ЗАДАНИЯ →
**A)** Соответствуют ли тексту о поездке к роженице утверждения (i) Роженицу звали Сарра Мизрахи; (ii) Джип рассказчика застрял посреди лужи при выезде из лагеря; (iii) Пока врачи были у роженицы, инструкторы вскипятили чай? На каждое ответьте «да» или «нет» и дословно приведите решающие слова текста.
**B)** Выпишите из текста о поездке к роженице отрывок, начиная со слов «Прошло полчаса. Два» и заканчивая словами «прочь из лагеря.».

ТЕКСТ УПРАЖНЕНИЯ →
◆ ◆ ◆ ◆ ◆ ◆ ◆
В назначенное утро в наше управление в Ашкелоне явились районный врач и старшая сестра — от Купат-Холима. Все четверо очень хорошо знали друг друга по совместной долголетней работе и вечным взаимным конфликтам.
Старшие медсестры жили в стране с незапамятных времен. Они были из тех, кто делал профилактические уколы еще Гарцфельду, Эшколу и Голде в «Гдуд Гаавода» («Трудовом батальоне») на строительстве шоссе Тивериада — Цемах, или кололи малюток Моше Даяна из Ум-Джуни и Игала Файковича — из Масхи.
В то утро разверзлись небеса, и на район Лахиш обрушился небольшой потоп. Никто не передумал и не жаловался: раз так, то мы с Леви Арговым запустили моторы наших двух джипов и тронулись в путь.
Кое-как добрались до Кфар-Менахем. Оттуда и до лагеря нам то и дело приходилось переключать все особые скорости джипов, и однако мы чуть ли не на каждом шагу буксовали и зарывались в грязь. С огромным трудом добрались до амбулаторного барака и ворвались туда, промокшие до нитки. В бараке нас ждали несколько инструкторов и наша медсестра.
По выражению их лиц я понял — что-то случилось. Сестра сразу обратилась к врачам и сестрам:
— Сегодня утром начались сильнейшие родовые боли у одной женщины. Она погибает от болей у себя в бараке. Все попытки облегчить роды ничего не дали.
Не успела она досказать, как врачи и медицинские сестры побежали в барак к роженице.
Мы остались в бараке, служившем амбулаторией, инструкторы вскипятили нам чай, и мы сидели и беседовали. Дождь по-прежнему лил, не переставая.
Прошло полчаса. Два члена нашей «медицинской комиссии» вернулись в амбулаторию. Они рассказали нам что роженица — ее звали Саррой Мизрахи — в очень тяжелом положении. Она истекает кровью и если ее не перевезти в больницу сейчас же, то ни она, ни ребенок пожалуй, не выживут. Помочь здесь может только гинеколог да операционный зал.
Мы все помчались к бараку. Быстро сколотили носилки, на которых вынесли бедную женщину, извивающуюся от боли. Прикрыли ее простынями и одеялами и положили в джип Леви Аргова. Рядом с ней сели две медицинские сестры. Я посадил двух врачей в свой джип, и мы рванулись прочь из лагеря.
Наш рывок очень скоро превратился в отчаянный бой с жидкой кашицей, покрывшей толстым слоем то, что некогда было грунтовой дорогой. Мы продвигались больше ползком, буксовали на каждом шагу, нас то и дело заносило. Выезжая из лагеря, мы попали в лужу, настоящее озеро. Я ехал впереди, поэтому мне как-то удалось проскочить. Зато джип Леви Аргова застрял посредине. Мы вышли из машины, полезли в озеро до самых колен. Из лагеря прибежали инструкторы, а с ними несколько мужчин. Общими усилиями мы пытались столкнуть с места машину, из которой раздавались душераздирающие вопли роженицы.
Джип крепко увяз и упирался, как мул. Мы вынесли женщину из машины и перенесли ее на руках в мой джип. Вместе со мной сели врач и медсестра, я включил мотор, и машина тронулась.
◆ ◆ ◆ ◆ ◆ ◆ ◆
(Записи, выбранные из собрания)
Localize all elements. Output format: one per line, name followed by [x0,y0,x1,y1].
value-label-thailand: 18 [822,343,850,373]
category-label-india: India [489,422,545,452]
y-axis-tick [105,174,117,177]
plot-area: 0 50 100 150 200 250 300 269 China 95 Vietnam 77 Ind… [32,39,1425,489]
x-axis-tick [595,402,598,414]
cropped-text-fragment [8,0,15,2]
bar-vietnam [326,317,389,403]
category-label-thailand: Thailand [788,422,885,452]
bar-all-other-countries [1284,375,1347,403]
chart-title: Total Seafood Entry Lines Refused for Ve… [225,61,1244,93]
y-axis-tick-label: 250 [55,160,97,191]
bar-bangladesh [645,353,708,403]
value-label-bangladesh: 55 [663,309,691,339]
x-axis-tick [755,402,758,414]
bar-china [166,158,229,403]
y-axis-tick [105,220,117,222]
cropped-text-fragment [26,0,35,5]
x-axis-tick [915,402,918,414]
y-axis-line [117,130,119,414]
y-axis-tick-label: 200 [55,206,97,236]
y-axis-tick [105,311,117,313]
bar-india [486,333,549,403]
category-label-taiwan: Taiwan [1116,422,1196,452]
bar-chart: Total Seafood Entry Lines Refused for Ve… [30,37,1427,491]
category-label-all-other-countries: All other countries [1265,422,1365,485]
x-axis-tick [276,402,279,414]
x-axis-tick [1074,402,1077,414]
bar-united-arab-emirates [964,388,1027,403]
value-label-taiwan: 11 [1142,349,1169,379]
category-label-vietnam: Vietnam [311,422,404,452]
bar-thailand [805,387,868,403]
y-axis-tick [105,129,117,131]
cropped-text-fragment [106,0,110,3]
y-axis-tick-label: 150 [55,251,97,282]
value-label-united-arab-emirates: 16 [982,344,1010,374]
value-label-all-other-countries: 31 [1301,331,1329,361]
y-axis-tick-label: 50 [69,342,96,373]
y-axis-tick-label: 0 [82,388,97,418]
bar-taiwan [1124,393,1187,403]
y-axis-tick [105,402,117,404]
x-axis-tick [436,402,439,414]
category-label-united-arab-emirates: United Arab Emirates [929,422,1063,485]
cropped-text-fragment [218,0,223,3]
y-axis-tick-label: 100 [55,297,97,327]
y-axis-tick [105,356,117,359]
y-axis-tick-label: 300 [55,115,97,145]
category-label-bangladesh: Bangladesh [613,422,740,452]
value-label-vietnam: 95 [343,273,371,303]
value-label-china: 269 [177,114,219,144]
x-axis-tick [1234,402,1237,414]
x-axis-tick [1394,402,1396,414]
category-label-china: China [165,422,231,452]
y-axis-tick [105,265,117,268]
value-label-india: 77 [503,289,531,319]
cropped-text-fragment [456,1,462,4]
◆ ◆ ◆ ◆ ◆ ◆ ◆
ОТВЕТЫ К ЗАДАНИЯМ →
**A)**
(i) Да: «ее звали Саррой Мизрахи».
(ii) Нет: «Я ехал впереди, поэтому мне как-то удалось проскочить. Зато джип Леви Аргова застрял посредине».
(iii) Да: «инструкторы вскипятили нам чай».

**B)**
Прошло полчаса. Два члена нашей «медицинской комиссии» вернулись в амбулаторию. Они рассказали нам что роженица — ее звали Саррой Мизрахи — в очень тяжелом положении. Она истекает кровью и если ее не перевезти в больницу сейчас же, то ни она, ни ребенок пожалуй, не выживут. Помочь здесь может только гинеколог да операционный зал.
Мы все помчались к бараку. Быстро сколотили носилки, на которых вынесли бедную женщину, извивающуюся от боли. Прикрыли ее простынями и одеялами и положили в джип Леви Аргова. Рядом с ней сели две медицинские сестры. Я посадил двух врачей в свой джип, и мы рванулись прочь из лагеря.